Quote the listing in full, exactly as given, minus any pictures.

## START Recorded data

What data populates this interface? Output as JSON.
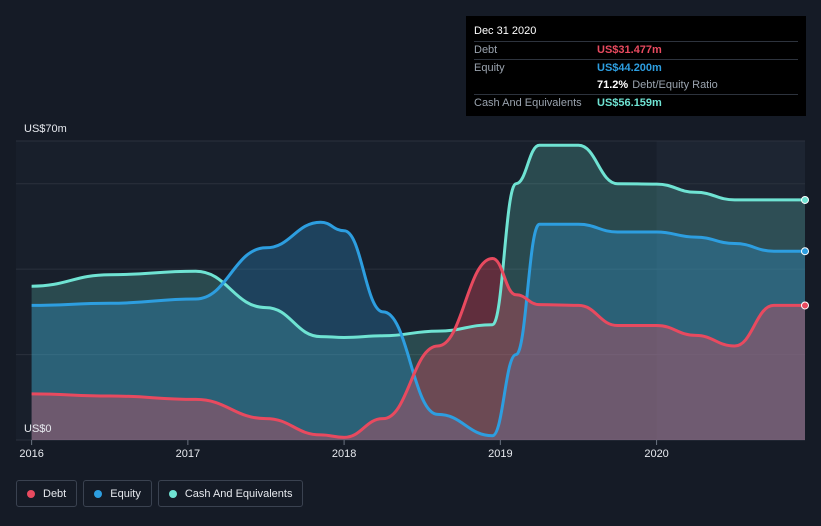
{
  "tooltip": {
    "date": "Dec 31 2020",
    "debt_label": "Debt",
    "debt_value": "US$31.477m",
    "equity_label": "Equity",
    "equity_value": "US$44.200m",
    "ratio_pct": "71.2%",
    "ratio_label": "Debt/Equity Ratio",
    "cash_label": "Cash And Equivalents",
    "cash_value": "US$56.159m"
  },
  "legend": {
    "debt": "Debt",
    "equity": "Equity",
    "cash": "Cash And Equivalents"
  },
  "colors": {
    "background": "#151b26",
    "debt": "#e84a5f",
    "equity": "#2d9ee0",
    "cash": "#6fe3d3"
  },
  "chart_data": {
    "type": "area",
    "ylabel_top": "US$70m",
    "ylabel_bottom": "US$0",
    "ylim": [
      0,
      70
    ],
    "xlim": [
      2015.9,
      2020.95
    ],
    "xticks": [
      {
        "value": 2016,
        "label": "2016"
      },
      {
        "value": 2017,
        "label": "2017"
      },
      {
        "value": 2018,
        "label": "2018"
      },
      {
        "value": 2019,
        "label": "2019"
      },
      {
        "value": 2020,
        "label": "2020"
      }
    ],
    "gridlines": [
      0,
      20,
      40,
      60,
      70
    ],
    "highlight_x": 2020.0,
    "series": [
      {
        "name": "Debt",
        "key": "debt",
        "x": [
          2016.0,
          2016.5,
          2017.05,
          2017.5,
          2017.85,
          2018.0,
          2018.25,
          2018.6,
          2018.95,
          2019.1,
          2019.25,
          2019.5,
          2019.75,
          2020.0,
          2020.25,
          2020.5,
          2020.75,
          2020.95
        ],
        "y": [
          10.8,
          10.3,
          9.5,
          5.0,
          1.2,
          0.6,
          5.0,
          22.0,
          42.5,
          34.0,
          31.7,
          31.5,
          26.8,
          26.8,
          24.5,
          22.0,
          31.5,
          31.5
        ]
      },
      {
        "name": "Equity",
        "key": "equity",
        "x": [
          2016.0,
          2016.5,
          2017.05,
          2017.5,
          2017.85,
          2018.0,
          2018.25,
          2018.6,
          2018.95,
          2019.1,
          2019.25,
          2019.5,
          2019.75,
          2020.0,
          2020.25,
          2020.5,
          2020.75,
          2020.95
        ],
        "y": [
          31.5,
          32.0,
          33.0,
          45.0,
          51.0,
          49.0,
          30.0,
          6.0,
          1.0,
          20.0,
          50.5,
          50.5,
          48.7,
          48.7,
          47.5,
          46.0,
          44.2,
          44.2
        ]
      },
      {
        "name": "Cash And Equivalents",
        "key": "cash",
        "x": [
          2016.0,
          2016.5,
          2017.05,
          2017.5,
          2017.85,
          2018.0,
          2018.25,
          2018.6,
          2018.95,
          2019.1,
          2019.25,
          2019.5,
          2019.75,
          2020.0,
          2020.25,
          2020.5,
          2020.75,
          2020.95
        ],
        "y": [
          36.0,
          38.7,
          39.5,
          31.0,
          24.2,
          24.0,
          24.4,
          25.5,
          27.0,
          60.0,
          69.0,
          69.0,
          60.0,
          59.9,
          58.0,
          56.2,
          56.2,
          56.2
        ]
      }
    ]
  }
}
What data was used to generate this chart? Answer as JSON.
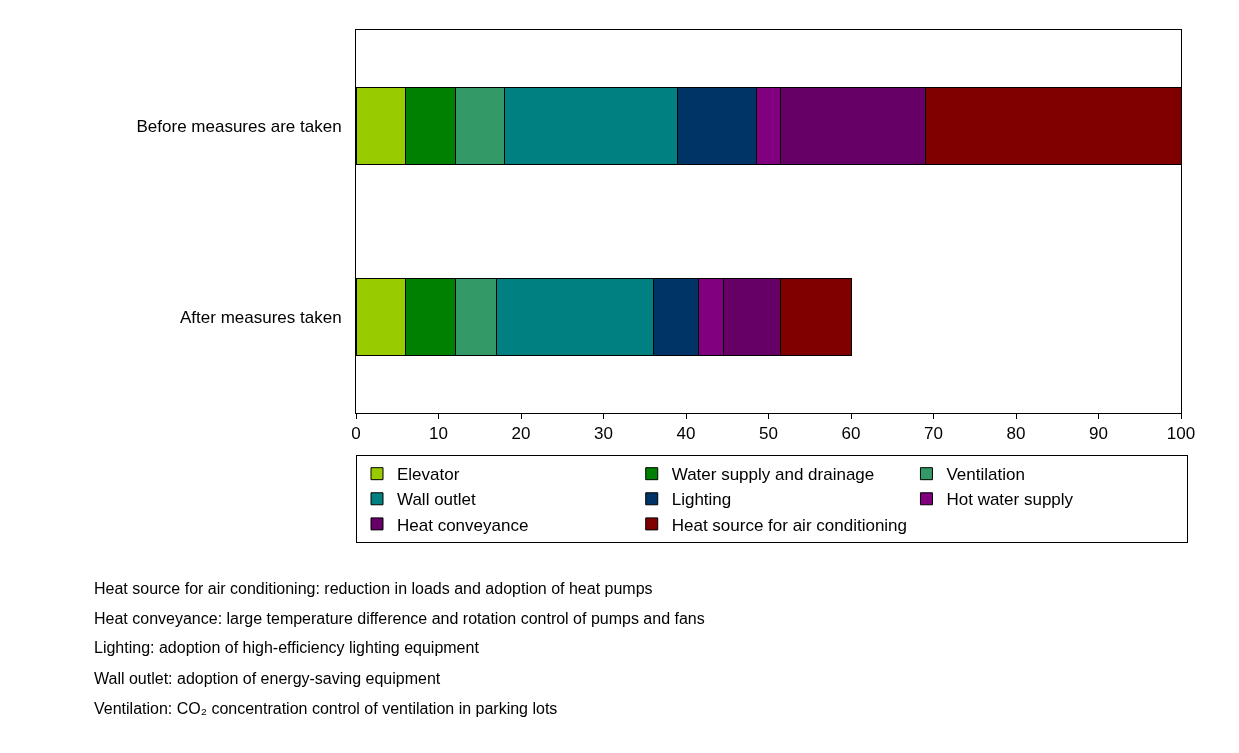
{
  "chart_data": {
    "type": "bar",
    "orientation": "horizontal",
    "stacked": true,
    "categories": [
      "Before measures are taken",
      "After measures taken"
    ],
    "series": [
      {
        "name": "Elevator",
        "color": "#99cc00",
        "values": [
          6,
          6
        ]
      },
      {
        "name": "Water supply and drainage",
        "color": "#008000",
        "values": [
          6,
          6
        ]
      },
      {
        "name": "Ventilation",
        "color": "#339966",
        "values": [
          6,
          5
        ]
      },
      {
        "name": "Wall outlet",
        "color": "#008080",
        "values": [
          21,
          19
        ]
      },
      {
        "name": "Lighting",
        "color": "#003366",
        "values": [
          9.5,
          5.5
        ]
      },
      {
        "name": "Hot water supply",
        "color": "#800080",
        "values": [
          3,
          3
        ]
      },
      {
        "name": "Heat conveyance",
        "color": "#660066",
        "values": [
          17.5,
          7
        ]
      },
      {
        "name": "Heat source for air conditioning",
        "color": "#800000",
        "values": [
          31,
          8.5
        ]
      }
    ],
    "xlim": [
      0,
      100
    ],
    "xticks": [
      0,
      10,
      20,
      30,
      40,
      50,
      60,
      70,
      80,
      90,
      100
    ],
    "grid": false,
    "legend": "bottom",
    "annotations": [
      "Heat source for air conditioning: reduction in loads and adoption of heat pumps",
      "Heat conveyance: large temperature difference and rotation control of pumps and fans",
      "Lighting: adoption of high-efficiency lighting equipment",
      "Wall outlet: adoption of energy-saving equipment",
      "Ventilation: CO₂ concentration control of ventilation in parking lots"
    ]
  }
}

## END Recorded data

■ **The reply**
What data populates this interface? Output as JSON.
{
  "tooltip": {
    "date": "Dec 31 2020",
    "debt_label": "Debt",
    "debt_value": "US$31.477m",
    "equity_label": "Equity",
    "equity_value": "US$44.200m",
    "ratio_pct": "71.2%",
    "ratio_label": "Debt/Equity Ratio",
    "cash_label": "Cash And Equivalents",
    "cash_value": "US$56.159m"
  },
  "legend": {
    "debt": "Debt",
    "equity": "Equity",
    "cash": "Cash And Equivalents"
  },
  "colors": {
    "background": "#151b26",
    "debt": "#e84a5f",
    "equity": "#2d9ee0",
    "cash": "#6fe3d3"
  },
  "chart_data": {
    "type": "area",
    "ylabel_top": "US$70m",
    "ylabel_bottom": "US$0",
    "ylim": [
      0,
      70
    ],
    "xlim": [
      2015.9,
      2020.95
    ],
    "xticks": [
      {
        "value": 2016,
        "label": "2016"
      },
      {
        "value": 2017,
        "label": "2017"
      },
      {
        "value": 2018,
        "label": "2018"
      },
      {
        "value": 2019,
        "label": "2019"
      },
      {
        "value": 2020,
        "label": "2020"
      }
    ],
    "gridlines": [
      0,
      20,
      40,
      60,
      70
    ],
    "highlight_x": 2020.0,
    "series": [
      {
        "name": "Debt",
        "key": "debt",
        "x": [
          2016.0,
          2016.5,
          2017.05,
          2017.5,
          2017.85,
          2018.0,
          2018.25,
          2018.6,
          2018.95,
          2019.1,
          2019.25,
          2019.5,
          2019.75,
          2020.0,
          2020.25,
          2020.5,
          2020.75,
          2020.95
        ],
        "y": [
          10.8,
          10.3,
          9.5,
          5.0,
          1.2,
          0.6,
          5.0,
          22.0,
          42.5,
          34.0,
          31.7,
          31.5,
          26.8,
          26.8,
          24.5,
          22.0,
          31.5,
          31.5
        ]
      },
      {
        "name": "Equity",
        "key": "equity",
        "x": [
          2016.0,
          2016.5,
          2017.05,
          2017.5,
          2017.85,
          2018.0,
          2018.25,
          2018.6,
          2018.95,
          2019.1,
          2019.25,
          2019.5,
          2019.75,
          2020.0,
          2020.25,
          2020.5,
          2020.75,
          2020.95
        ],
        "y": [
          31.5,
          32.0,
          33.0,
          45.0,
          51.0,
          49.0,
          30.0,
          6.0,
          1.0,
          20.0,
          50.5,
          50.5,
          48.7,
          48.7,
          47.5,
          46.0,
          44.2,
          44.2
        ]
      },
      {
        "name": "Cash And Equivalents",
        "key": "cash",
        "x": [
          2016.0,
          2016.5,
          2017.05,
          2017.5,
          2017.85,
          2018.0,
          2018.25,
          2018.6,
          2018.95,
          2019.1,
          2019.25,
          2019.5,
          2019.75,
          2020.0,
          2020.25,
          2020.5,
          2020.75,
          2020.95
        ],
        "y": [
          36.0,
          38.7,
          39.5,
          31.0,
          24.2,
          24.0,
          24.4,
          25.5,
          27.0,
          60.0,
          69.0,
          69.0,
          60.0,
          59.9,
          58.0,
          56.2,
          56.2,
          56.2
        ]
      }
    ]
  }
}
What data was used to generate this chart? Answer as JSON.
{
  "chart_data": {
    "type": "bar",
    "orientation": "horizontal",
    "stacked": true,
    "categories": [
      "Before measures are taken",
      "After measures taken"
    ],
    "series": [
      {
        "name": "Elevator",
        "color": "#99cc00",
        "values": [
          6,
          6
        ]
      },
      {
        "name": "Water supply and drainage",
        "color": "#008000",
        "values": [
          6,
          6
        ]
      },
      {
        "name": "Ventilation",
        "color": "#339966",
        "values": [
          6,
          5
        ]
      },
      {
        "name": "Wall outlet",
        "color": "#008080",
        "values": [
          21,
          19
        ]
      },
      {
        "name": "Lighting",
        "color": "#003366",
        "values": [
          9.5,
          5.5
        ]
      },
      {
        "name": "Hot water supply",
        "color": "#800080",
        "values": [
          3,
          3
        ]
      },
      {
        "name": "Heat conveyance",
        "color": "#660066",
        "values": [
          17.5,
          7
        ]
      },
      {
        "name": "Heat source for air conditioning",
        "color": "#800000",
        "values": [
          31,
          8.5
        ]
      }
    ],
    "xlim": [
      0,
      100
    ],
    "xticks": [
      0,
      10,
      20,
      30,
      40,
      50,
      60,
      70,
      80,
      90,
      100
    ],
    "grid": false,
    "legend": "bottom",
    "annotations": [
      "Heat source for air conditioning: reduction in loads and adoption of heat pumps",
      "Heat conveyance: large temperature difference and rotation control of pumps and fans",
      "Lighting: adoption of high-efficiency lighting equipment",
      "Wall outlet: adoption of energy-saving equipment",
      "Ventilation: CO₂ concentration control of ventilation in parking lots"
    ]
  }
}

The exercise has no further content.